Records for the exercise:

_____

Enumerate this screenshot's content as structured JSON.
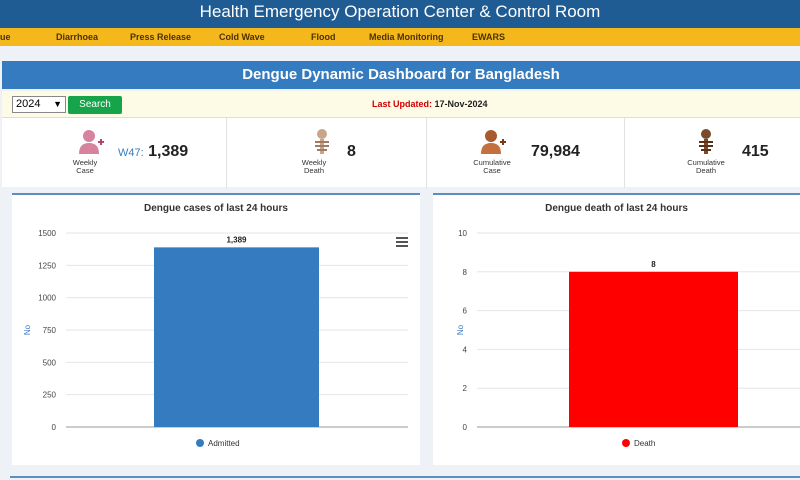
{
  "header": {
    "title": "Health Emergency Operation Center & Control Room"
  },
  "nav": {
    "items": [
      {
        "label": "ue"
      },
      {
        "label": "Diarrhoea"
      },
      {
        "label": "Press Release"
      },
      {
        "label": "Cold Wave"
      },
      {
        "label": "Flood"
      },
      {
        "label": "Media Monitoring"
      },
      {
        "label": "EWARS"
      }
    ]
  },
  "dashboard": {
    "title": "Dengue Dynamic Dashboard for Bangladesh"
  },
  "filters": {
    "year": "2024",
    "search_label": "Search",
    "last_updated_label": "Last Updated:",
    "last_updated_value": "17-Nov-2024"
  },
  "stats": {
    "weekly_case": {
      "caption_line1": "Weekly",
      "caption_line2": "Case",
      "week": "W47:",
      "value": "1,389"
    },
    "weekly_death": {
      "caption_line1": "Weekly",
      "caption_line2": "Death",
      "value": "8"
    },
    "cumulative_case": {
      "caption_line1": "Cumulative",
      "caption_line2": "Case",
      "value": "79,984"
    },
    "cumulative_death": {
      "caption_line1": "Cumulative",
      "caption_line2": "Death",
      "value": "415"
    }
  },
  "colors": {
    "cases_bar": "#347bbf",
    "death_bar": "#ff0000",
    "accent": "#1f5c94",
    "nav": "#f4b81c"
  },
  "chart_data": [
    {
      "type": "bar",
      "title": "Dengue cases of last 24 hours",
      "categories": [
        "Admitted"
      ],
      "series": [
        {
          "name": "Admitted",
          "values": [
            1389
          ],
          "labels": [
            "1,389"
          ],
          "color": "#347bbf"
        }
      ],
      "ylabel": "No",
      "ylim": [
        0,
        1500
      ],
      "yticks": [
        0,
        250,
        500,
        750,
        1000,
        1250,
        1500
      ],
      "grid": true,
      "legend": "bottom"
    },
    {
      "type": "bar",
      "title": "Dengue death of last 24 hours",
      "categories": [
        "Death"
      ],
      "series": [
        {
          "name": "Death",
          "values": [
            8
          ],
          "labels": [
            "8"
          ],
          "color": "#ff0000"
        }
      ],
      "ylabel": "No",
      "ylim": [
        0,
        10
      ],
      "yticks": [
        0,
        2,
        4,
        6,
        8,
        10
      ],
      "grid": true,
      "legend": "bottom"
    }
  ]
}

_____

Work to complete: Search the data for "hours". Copy every line that has it.

Correct response:
      "title": "Dengue cases of last 24 hours",
      "title": "Dengue death of last 24 hours",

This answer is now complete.